## Problem statement
Wherever the string "color" appears, copy the whole line.

--- START OF Task inputs ---

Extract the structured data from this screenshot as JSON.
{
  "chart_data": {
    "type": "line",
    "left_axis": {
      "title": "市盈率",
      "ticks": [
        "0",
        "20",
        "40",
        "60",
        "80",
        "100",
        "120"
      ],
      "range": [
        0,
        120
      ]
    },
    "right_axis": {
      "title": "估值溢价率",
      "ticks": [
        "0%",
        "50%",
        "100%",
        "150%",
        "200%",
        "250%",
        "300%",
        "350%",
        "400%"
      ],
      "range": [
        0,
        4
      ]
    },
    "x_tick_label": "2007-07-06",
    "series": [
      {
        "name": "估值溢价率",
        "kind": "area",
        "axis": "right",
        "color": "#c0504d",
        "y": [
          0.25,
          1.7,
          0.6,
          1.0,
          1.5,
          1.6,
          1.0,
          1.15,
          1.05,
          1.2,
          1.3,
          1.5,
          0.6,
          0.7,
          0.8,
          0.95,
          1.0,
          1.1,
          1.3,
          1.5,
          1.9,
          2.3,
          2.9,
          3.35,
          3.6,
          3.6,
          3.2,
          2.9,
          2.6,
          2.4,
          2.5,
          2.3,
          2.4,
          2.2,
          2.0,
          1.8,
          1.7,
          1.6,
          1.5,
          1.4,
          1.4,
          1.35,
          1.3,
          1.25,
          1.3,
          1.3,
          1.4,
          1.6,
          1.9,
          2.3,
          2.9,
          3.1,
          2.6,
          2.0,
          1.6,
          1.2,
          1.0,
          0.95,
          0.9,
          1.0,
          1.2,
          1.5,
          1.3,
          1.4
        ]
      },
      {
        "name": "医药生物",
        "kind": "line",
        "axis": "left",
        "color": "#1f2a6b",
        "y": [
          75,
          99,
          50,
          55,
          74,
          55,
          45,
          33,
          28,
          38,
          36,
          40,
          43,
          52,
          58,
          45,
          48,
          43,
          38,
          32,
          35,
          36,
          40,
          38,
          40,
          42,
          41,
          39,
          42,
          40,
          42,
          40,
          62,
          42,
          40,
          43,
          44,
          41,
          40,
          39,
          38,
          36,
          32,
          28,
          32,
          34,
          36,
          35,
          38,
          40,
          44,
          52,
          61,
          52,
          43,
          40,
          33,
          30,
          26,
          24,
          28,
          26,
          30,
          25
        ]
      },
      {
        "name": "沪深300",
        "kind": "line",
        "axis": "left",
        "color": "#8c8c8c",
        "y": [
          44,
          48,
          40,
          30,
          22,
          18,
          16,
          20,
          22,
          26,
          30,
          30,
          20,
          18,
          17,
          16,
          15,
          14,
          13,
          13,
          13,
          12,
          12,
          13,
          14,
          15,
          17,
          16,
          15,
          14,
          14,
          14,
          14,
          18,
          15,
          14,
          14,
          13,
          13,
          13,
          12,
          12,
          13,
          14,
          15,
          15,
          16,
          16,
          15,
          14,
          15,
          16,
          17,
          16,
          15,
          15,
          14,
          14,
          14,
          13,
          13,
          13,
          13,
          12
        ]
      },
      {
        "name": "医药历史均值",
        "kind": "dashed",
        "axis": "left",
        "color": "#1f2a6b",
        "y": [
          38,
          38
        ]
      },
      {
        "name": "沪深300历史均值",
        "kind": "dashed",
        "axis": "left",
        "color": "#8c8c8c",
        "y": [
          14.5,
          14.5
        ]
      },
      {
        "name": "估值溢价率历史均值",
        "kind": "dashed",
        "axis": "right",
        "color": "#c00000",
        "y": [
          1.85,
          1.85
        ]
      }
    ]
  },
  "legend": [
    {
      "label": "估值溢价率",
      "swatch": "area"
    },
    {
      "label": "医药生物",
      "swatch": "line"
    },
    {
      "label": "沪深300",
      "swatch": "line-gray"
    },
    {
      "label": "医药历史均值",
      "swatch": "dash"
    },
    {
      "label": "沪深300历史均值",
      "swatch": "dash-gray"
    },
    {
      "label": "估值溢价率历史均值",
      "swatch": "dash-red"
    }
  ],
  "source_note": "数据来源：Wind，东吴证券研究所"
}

--- END OF Task inputs ---
--- START OF Task inputs ---

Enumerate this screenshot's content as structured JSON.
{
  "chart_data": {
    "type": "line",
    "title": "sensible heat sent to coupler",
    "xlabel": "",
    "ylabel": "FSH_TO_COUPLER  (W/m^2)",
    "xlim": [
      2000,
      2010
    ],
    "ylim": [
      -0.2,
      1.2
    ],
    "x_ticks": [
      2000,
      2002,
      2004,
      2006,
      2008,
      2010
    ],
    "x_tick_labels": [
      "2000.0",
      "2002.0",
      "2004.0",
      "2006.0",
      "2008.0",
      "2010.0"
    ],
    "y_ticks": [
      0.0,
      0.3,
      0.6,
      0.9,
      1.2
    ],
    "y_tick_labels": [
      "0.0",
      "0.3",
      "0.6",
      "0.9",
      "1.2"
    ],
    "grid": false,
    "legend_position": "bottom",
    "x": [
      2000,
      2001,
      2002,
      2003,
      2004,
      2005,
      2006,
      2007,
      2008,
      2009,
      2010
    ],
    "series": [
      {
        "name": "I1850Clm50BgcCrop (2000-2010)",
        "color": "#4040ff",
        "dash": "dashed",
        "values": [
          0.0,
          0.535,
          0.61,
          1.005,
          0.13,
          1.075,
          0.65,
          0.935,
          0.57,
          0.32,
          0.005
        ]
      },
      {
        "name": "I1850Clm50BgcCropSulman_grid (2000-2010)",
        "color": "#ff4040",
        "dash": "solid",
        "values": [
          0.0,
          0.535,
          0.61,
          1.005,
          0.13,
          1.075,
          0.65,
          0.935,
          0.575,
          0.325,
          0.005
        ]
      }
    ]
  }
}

--- END OF Task inputs ---

## Output below
        "color": "#c0504d",
        "color": "#1f2a6b",
        "color": "#8c8c8c",
        "color": "#1f2a6b",
        "color": "#8c8c8c",
        "color": "#c00000",
        "color": "#4040ff",
        "color": "#ff4040",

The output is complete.